**TEXT PASSAGE:**


“All Over the Map: True Heroes of Texas Music” (Michael Corcoran, University of North Texas Press). This collection of profiles, some previously published, will never be more than an arm’s length from my work desk. Former colleague Corcoran has few rivals for following a story to its logical conclusion, then refining it into a seamless narrative. Even the means of reporting become part of the stories. The title is doubly apt: The book is arranged geographically, but the musical styles are all over the map. This is history that will last.

“LBJ’s 1968: Power, Politics and the Presidency in America’s Year of Upheaval” (Kyle Longley, Cambridge University Press). The new director of the LBJ Presidential Library came to town with a newly published book that illuminates not only all the big crises of 1968 — too numerous to list here — but also how the president responded to them. People like to say that Americans have never been as polarized politically as they are now, but Longley reminds us how the world seemed to be nearing the end in 1968, a time not quite as polarizing as the Civil War, but close.

“The Last Republicans: Inside the Extraordinary Relationship Between George H.W. Bush and George W. Bush” (Mark K. Updegrove, Harper). Pundits have spent a great deal of energy trying to decode the relationship between Presidents 41 and 43. Updegrove, former director of the LBJ Library and now head of the LBJ Foundation, bothered to ask them. And others close to them. Although I sometimes wished Updegrove had held them more to accounts regarding controversial decisions they made in and out of office, my respect for both men grew from page to page.

“At Home With the Armadillo” (Gary P. Nunn, Greenleaf). The book is a blast! Nunn, a tremendous storyteller, brings to rough-and-ready life his hardworking youth in Oklahoma, his early days in music and his career as a highly respected songwriter. As Lyle Lovett said: “If all he’d written was ‘London Homesick Blues,’ that would have been enough. But there’s so much more.” You learn a lot about the evolution of the Austin music scene, and about modern regional history.

“CinemaTexas Notes: The Early Days of Austin Film Culture” (Edited by Louis Black and Collins Swords, UT Press). Put this on your Austin shelf next to Alison Macor’s essential history, “Chainsaws, Slackers and Spy Kids,” and Mike Blizzard’s documentary film “Also Starring Austin.” We were aware that students programming films at UT during the 1970s helped inspire a generation of filmmakers, film backers and, just as important, writers, some of whom would go on to shape our thoughts about Austin movies. Along with a bit of history, we are lucky enough to read in this book the incredibly well-researched — especially for the pre-internet era — program notes from CinemaTexas days.

**TASKS:**
a) Answer these questions using the Texas book recommendations:
(i) Which press published "All Over the Map: True Heroes of Texas Music"?
(ii) Who is quoted about Gary P. Nunn's song "London Homesick Blues"?
(iii) What position does Mark K. Updegrove now hold?
b) Extend the Texas book recommendations, starting after their last sentence.
The entries after this passage are separate material and have nothing to do with it.

**PROVIDED MATERIAL:**
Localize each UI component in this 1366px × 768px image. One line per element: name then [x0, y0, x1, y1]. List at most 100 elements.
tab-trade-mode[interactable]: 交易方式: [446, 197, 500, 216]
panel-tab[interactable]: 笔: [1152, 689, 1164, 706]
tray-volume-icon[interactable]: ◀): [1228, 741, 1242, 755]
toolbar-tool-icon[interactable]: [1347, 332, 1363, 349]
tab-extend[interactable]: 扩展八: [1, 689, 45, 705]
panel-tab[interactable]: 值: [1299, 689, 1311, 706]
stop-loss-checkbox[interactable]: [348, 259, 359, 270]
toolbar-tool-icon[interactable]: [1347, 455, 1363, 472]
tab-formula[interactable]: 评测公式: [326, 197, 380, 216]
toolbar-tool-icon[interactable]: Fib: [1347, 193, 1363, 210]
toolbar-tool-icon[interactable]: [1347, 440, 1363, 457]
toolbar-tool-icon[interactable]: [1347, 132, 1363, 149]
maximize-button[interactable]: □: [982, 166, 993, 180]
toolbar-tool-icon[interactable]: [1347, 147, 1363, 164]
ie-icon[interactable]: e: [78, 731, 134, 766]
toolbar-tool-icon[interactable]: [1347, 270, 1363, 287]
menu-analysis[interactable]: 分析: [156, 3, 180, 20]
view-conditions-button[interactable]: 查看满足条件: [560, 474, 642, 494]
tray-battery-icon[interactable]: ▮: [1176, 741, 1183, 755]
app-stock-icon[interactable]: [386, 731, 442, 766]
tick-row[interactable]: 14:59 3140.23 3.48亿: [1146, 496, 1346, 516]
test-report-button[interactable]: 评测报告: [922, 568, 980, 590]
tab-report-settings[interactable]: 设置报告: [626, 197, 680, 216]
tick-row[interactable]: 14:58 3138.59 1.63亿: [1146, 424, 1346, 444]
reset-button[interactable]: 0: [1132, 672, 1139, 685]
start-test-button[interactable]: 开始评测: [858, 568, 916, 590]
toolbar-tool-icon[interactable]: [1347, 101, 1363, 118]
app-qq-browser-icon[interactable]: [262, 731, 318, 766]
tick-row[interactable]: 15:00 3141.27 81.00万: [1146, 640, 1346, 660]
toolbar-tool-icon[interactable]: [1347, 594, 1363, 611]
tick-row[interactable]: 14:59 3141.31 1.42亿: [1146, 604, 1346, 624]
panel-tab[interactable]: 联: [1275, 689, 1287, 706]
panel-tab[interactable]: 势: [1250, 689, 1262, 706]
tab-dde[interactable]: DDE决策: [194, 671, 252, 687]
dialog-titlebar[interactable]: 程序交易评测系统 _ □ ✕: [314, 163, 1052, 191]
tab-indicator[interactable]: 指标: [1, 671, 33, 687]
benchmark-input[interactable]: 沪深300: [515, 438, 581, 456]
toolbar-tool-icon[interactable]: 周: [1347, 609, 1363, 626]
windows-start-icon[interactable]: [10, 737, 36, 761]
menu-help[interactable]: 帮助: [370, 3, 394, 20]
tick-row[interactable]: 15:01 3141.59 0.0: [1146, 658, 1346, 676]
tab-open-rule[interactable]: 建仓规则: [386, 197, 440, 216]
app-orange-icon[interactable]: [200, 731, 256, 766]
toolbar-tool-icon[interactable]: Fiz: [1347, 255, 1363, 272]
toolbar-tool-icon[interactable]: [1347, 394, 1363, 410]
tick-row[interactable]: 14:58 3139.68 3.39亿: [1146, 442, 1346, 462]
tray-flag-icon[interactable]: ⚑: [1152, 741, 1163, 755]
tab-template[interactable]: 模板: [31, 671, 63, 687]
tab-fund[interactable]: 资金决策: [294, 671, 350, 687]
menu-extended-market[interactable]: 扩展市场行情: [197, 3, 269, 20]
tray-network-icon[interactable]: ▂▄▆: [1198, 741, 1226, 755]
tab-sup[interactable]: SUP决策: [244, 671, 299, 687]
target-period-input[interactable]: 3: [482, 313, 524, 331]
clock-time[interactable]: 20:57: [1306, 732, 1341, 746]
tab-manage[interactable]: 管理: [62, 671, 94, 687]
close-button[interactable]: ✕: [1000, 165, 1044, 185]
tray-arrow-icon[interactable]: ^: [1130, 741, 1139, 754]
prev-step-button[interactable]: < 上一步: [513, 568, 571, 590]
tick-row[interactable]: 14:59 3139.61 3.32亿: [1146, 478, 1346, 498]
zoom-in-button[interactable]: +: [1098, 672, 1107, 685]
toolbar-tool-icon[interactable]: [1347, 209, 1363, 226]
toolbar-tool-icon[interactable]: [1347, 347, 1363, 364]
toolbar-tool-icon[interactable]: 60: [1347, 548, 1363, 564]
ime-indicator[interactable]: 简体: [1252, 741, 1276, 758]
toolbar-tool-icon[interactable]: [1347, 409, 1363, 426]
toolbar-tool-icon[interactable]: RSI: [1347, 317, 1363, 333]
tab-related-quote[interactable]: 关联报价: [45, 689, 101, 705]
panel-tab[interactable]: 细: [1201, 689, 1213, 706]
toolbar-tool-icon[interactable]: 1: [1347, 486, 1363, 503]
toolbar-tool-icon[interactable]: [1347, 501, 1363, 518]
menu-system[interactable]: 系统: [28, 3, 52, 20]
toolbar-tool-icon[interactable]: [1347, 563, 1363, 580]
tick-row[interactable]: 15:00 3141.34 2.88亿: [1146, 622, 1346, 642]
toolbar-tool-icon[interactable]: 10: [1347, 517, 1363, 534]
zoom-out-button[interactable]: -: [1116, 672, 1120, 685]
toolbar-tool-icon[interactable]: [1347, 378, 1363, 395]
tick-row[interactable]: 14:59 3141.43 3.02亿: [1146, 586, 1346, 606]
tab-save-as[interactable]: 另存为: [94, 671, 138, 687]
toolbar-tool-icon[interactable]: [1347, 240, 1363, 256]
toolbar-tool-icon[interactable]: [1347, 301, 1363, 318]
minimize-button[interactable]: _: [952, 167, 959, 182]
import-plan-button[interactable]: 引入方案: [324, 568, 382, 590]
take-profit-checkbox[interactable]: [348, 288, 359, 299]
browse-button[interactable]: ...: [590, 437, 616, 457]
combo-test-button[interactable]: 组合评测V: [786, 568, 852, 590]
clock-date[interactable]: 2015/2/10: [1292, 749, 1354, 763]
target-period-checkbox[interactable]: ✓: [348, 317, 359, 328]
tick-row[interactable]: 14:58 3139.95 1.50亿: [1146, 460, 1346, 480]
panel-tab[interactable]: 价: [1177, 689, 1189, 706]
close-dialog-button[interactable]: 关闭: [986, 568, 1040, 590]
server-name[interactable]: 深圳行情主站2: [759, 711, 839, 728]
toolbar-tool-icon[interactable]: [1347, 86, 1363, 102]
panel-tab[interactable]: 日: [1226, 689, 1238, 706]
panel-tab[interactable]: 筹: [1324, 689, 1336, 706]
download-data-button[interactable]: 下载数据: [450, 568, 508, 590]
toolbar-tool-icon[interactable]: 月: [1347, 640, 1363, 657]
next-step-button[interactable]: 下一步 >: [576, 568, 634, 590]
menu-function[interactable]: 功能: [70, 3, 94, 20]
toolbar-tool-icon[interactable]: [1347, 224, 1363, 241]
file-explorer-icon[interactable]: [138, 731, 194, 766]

**EXERCISE ANSWERS:**
a)
(i) University of North Texas Press
(ii) Lyle Lovett
(iii) Head of the LBJ Foundation

b)
“Cowgirl Power: How to Kick Ass in Business & Life” (Gay Gaddis, Center Street). We’ve known Gaddis for years, but not really. This memoir, combined with life advice, opens up her youthful years in Liberty and follows her as she developed into a national leader with her breakthrough advertising company. After reading the advice on navigating the ups and downs of life — which follows the memoir section — anyone might feel like signing up to be a volunteer Cowgirl. And don’t elbow into line; we’ve already started the process of profiling her.

“The Texas White House: A Photographic Tour of Lyndon and Lady Bird Johnson’s Home on the LBJ Ranch” (Russ Whitlock, Palmetto). We had been waiting for this book for quite some time. Whitlock, the genial park superintendent at the LBJ Ranch from 2006 to 2017, knows the relatively modest two-story house and its surroundings better than almost anyone else. And since the interior was opened to the public on his watch, he notices all the small touches of the Johnsons’ lived experiences.

“The Texas Hill Country: A Photographic Adventure” (Michael H. Marvins, with Joe Holley and Roy Flukinger, Texas A&M University Press). Who needs another picture book about the Hill Country? We all do, if only to remind us why many of us ended up here in the first place. Marvins nails the obvious things, such as wildflowers, swimming holes, ranches and wildlife. Yet he also scratches beneath the surface of the people who have lived here and how they lived. Storyteller Holley and photo curator Flukinger contribute crucial insights.